• What to produce: Return the records exactly as they are.
**** Material provided ****
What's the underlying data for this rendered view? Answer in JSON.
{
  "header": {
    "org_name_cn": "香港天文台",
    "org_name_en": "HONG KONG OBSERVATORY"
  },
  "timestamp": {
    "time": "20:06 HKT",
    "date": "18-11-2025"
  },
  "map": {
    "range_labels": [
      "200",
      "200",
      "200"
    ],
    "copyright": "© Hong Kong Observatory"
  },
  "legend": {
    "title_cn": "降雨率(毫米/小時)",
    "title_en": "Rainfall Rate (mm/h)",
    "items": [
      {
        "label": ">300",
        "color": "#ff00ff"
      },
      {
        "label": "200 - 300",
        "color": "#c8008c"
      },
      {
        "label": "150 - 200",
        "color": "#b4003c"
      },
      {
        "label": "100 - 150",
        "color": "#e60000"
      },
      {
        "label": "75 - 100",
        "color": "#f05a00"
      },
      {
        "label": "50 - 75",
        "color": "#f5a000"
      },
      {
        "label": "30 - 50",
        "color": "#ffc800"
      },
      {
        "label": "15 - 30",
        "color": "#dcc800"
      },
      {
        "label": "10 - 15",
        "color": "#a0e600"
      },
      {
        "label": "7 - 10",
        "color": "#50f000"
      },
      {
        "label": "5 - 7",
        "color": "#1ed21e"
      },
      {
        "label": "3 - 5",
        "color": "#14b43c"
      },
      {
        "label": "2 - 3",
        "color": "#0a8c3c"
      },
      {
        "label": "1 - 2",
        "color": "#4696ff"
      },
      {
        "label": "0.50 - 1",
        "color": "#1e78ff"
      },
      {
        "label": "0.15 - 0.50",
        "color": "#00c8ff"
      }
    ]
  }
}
****
• Worked answer:
What's the underlying data for this rendered view? Answer in JSON.
{
  "header": {
    "org_name_cn": "香港天文台",
    "org_name_en": "HONG KONG OBSERVATORY"
  },
  "timestamp": {
    "time": "20:06 HKT",
    "date": "18-11-2025"
  },
  "map": {
    "range_labels": [
      "200",
      "200",
      "200"
    ],
    "copyright": "© Hong Kong Observatory"
  },
  "legend": {
    "title_cn": "降雨率(毫米/小時)",
    "title_en": "Rainfall Rate (mm/h)",
    "items": [
      {
        "label": ">300",
        "color": "#ff00ff"
      },
      {
        "label": "200 - 300",
        "color": "#c8008c"
      },
      {
        "label": "150 - 200",
        "color": "#b4003c"
      },
      {
        "label": "100 - 150",
        "color": "#e60000"
      },
      {
        "label": "75 - 100",
        "color": "#f05a00"
      },
      {
        "label": "50 - 75",
        "color": "#f5a000"
      },
      {
        "label": "30 - 50",
        "color": "#ffc800"
      },
      {
        "label": "15 - 30",
        "color": "#dcc800"
      },
      {
        "label": "10 - 15",
        "color": "#a0e600"
      },
      {
        "label": "7 - 10",
        "color": "#50f000"
      },
      {
        "label": "5 - 7",
        "color": "#1ed21e"
      },
      {
        "label": "3 - 5",
        "color": "#14b43c"
      },
      {
        "label": "2 - 3",
        "color": "#0a8c3c"
      },
      {
        "label": "1 - 2",
        "color": "#4696ff"
      },
      {
        "label": "0.50 - 1",
        "color": "#1e78ff"
      },
      {
        "label": "0.15 - 0.50",
        "color": "#00c8ff"
      }
    ]
  }
}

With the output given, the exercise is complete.